__PROVIDED RECORDS__
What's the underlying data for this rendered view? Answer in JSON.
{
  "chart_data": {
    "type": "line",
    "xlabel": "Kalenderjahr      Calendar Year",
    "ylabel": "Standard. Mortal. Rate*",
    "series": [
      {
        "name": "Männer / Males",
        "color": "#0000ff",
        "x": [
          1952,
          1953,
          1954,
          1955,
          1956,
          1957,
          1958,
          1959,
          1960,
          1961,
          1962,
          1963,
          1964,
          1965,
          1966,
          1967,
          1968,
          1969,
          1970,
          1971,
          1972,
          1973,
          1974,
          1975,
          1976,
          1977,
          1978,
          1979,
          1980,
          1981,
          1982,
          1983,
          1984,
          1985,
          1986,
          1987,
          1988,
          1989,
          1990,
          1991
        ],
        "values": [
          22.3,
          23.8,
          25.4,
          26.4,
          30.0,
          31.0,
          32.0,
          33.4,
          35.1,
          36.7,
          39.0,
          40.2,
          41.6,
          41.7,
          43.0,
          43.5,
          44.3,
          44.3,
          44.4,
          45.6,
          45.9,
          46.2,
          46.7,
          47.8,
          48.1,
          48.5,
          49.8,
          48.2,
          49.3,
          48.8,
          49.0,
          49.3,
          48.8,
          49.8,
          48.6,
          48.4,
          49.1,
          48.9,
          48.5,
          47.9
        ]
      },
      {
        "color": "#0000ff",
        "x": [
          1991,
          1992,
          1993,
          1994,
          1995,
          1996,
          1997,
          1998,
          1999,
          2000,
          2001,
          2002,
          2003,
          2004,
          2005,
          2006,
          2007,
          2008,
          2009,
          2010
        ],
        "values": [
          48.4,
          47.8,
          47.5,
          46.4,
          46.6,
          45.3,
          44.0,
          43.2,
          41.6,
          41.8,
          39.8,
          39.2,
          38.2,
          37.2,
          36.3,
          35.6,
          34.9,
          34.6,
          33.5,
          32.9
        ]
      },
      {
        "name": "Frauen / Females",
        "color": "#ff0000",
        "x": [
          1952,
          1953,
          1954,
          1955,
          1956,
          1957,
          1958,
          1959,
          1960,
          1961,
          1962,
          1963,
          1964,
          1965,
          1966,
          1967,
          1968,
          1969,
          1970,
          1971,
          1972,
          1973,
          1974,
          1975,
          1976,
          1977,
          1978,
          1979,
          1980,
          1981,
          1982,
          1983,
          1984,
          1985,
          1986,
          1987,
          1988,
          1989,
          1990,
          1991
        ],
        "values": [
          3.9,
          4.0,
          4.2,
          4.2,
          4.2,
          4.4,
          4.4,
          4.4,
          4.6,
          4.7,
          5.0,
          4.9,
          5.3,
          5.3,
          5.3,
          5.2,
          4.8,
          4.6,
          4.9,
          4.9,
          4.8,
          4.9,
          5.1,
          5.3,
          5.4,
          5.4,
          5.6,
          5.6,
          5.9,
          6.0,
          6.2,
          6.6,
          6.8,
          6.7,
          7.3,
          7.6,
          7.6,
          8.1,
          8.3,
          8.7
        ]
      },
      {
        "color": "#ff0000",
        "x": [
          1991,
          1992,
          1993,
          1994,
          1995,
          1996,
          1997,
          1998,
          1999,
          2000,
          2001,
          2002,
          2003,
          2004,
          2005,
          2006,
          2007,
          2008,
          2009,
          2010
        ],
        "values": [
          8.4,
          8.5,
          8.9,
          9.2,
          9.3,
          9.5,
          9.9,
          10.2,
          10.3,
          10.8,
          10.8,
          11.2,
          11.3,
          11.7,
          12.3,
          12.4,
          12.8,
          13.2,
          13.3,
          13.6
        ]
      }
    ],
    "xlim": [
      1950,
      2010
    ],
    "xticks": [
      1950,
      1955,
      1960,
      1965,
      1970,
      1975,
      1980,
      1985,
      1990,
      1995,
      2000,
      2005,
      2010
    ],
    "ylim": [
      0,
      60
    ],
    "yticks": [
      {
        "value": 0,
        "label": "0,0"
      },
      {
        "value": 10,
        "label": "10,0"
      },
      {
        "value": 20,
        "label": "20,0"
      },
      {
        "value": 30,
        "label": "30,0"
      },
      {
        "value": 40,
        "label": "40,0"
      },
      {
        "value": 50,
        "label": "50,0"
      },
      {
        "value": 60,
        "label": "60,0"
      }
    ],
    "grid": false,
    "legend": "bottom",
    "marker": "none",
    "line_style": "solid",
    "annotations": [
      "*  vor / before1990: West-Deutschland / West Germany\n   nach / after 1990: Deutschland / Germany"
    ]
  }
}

__THE EXERCISE__
For each line in the data above that contains the string "name", extract the line.

__EXERCISE RESULT__
        "name": "Männer / Males",
        "name": "Frauen / Females",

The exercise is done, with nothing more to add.